• **Listing**:

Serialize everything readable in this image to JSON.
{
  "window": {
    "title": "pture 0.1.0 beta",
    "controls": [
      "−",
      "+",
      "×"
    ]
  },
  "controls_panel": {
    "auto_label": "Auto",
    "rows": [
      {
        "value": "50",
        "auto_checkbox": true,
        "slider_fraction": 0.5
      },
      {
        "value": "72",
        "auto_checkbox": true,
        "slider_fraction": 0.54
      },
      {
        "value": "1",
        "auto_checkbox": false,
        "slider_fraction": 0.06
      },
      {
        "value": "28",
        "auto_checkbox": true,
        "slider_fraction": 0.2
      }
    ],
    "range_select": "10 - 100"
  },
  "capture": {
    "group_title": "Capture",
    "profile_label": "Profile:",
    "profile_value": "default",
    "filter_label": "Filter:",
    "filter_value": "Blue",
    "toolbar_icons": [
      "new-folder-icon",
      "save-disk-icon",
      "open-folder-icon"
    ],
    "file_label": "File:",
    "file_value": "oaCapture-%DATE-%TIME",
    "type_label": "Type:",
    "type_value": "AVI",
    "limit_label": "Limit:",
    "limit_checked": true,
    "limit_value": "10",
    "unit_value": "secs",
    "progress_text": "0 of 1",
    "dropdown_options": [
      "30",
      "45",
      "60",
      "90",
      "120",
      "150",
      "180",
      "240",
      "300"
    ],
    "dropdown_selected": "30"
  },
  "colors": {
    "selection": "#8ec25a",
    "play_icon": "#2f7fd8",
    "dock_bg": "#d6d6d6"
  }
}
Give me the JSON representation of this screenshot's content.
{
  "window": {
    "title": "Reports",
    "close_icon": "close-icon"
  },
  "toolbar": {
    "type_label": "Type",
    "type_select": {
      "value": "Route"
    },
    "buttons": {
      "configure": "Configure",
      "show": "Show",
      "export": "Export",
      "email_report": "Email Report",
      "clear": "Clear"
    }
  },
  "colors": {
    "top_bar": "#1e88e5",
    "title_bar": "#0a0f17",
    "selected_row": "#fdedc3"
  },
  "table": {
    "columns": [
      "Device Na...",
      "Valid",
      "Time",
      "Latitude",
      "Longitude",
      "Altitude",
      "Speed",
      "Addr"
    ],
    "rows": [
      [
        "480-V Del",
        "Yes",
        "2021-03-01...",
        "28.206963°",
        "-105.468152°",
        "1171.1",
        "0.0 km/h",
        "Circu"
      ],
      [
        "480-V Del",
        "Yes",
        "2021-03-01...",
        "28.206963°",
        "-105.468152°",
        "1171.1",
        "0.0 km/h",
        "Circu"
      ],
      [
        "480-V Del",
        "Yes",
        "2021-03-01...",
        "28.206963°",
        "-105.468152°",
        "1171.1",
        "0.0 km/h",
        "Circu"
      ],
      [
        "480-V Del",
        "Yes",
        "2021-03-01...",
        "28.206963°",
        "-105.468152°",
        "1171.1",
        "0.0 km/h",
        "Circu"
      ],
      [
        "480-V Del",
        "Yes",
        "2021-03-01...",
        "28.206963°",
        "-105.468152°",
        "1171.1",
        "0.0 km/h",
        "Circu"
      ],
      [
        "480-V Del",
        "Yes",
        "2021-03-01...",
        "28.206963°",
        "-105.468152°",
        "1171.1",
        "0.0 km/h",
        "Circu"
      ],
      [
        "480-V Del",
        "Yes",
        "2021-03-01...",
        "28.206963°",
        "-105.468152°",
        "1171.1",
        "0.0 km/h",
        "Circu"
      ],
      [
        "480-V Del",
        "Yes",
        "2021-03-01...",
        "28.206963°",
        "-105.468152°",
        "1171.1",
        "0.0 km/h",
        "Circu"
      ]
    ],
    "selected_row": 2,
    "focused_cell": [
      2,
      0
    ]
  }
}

• **Task objective**:
Once more, set down the full listing, verbatim.

• **Response**:
Serialize everything readable in this image to JSON.
{
  "window": {
    "title": "pture 0.1.0 beta",
    "controls": [
      "−",
      "+",
      "×"
    ]
  },
  "controls_panel": {
    "auto_label": "Auto",
    "rows": [
      {
        "value": "50",
        "auto_checkbox": true,
        "slider_fraction": 0.5
      },
      {
        "value": "72",
        "auto_checkbox": true,
        "slider_fraction": 0.54
      },
      {
        "value": "1",
        "auto_checkbox": false,
        "slider_fraction": 0.06
      },
      {
        "value": "28",
        "auto_checkbox": true,
        "slider_fraction": 0.2
      }
    ],
    "range_select": "10 - 100"
  },
  "capture": {
    "group_title": "Capture",
    "profile_label": "Profile:",
    "profile_value": "default",
    "filter_label": "Filter:",
    "filter_value": "Blue",
    "toolbar_icons": [
      "new-folder-icon",
      "save-disk-icon",
      "open-folder-icon"
    ],
    "file_label": "File:",
    "file_value": "oaCapture-%DATE-%TIME",
    "type_label": "Type:",
    "type_value": "AVI",
    "limit_label": "Limit:",
    "limit_checked": true,
    "limit_value": "10",
    "unit_value": "secs",
    "progress_text": "0 of 1",
    "dropdown_options": [
      "30",
      "45",
      "60",
      "90",
      "120",
      "150",
      "180",
      "240",
      "300"
    ],
    "dropdown_selected": "30"
  },
  "colors": {
    "selection": "#8ec25a",
    "play_icon": "#2f7fd8",
    "dock_bg": "#d6d6d6"
  }
}
Give me the JSON representation of this screenshot's content.
{
  "window": {
    "title": "Reports",
    "close_icon": "close-icon"
  },
  "toolbar": {
    "type_label": "Type",
    "type_select": {
      "value": "Route"
    },
    "buttons": {
      "configure": "Configure",
      "show": "Show",
      "export": "Export",
      "email_report": "Email Report",
      "clear": "Clear"
    }
  },
  "colors": {
    "top_bar": "#1e88e5",
    "title_bar": "#0a0f17",
    "selected_row": "#fdedc3"
  },
  "table": {
    "columns": [
      "Device Na...",
      "Valid",
      "Time",
      "Latitude",
      "Longitude",
      "Altitude",
      "Speed",
      "Addr"
    ],
    "rows": [
      [
        "480-V Del",
        "Yes",
        "2021-03-01...",
        "28.206963°",
        "-105.468152°",
        "1171.1",
        "0.0 km/h",
        "Circu"
      ],
      [
        "480-V Del",
        "Yes",
        "2021-03-01...",
        "28.206963°",
        "-105.468152°",
        "1171.1",
        "0.0 km/h",
        "Circu"
      ],
      [
        "480-V Del",
        "Yes",
        "2021-03-01...",
        "28.206963°",
        "-105.468152°",
        "1171.1",
        "0.0 km/h",
        "Circu"
      ],
      [
        "480-V Del",
        "Yes",
        "2021-03-01...",
        "28.206963°",
        "-105.468152°",
        "1171.1",
        "0.0 km/h",
        "Circu"
      ],
      [
        "480-V Del",
        "Yes",
        "2021-03-01...",
        "28.206963°",
        "-105.468152°",
        "1171.1",
        "0.0 km/h",
        "Circu"
      ],
      [
        "480-V Del",
        "Yes",
        "2021-03-01...",
        "28.206963°",
        "-105.468152°",
        "1171.1",
        "0.0 km/h",
        "Circu"
      ],
      [
        "480-V Del",
        "Yes",
        "2021-03-01...",
        "28.206963°",
        "-105.468152°",
        "1171.1",
        "0.0 km/h",
        "Circu"
      ],
      [
        "480-V Del",
        "Yes",
        "2021-03-01...",
        "28.206963°",
        "-105.468152°",
        "1171.1",
        "0.0 km/h",
        "Circu"
      ]
    ],
    "selected_row": 2,
    "focused_cell": [
      2,
      0
    ]
  }
}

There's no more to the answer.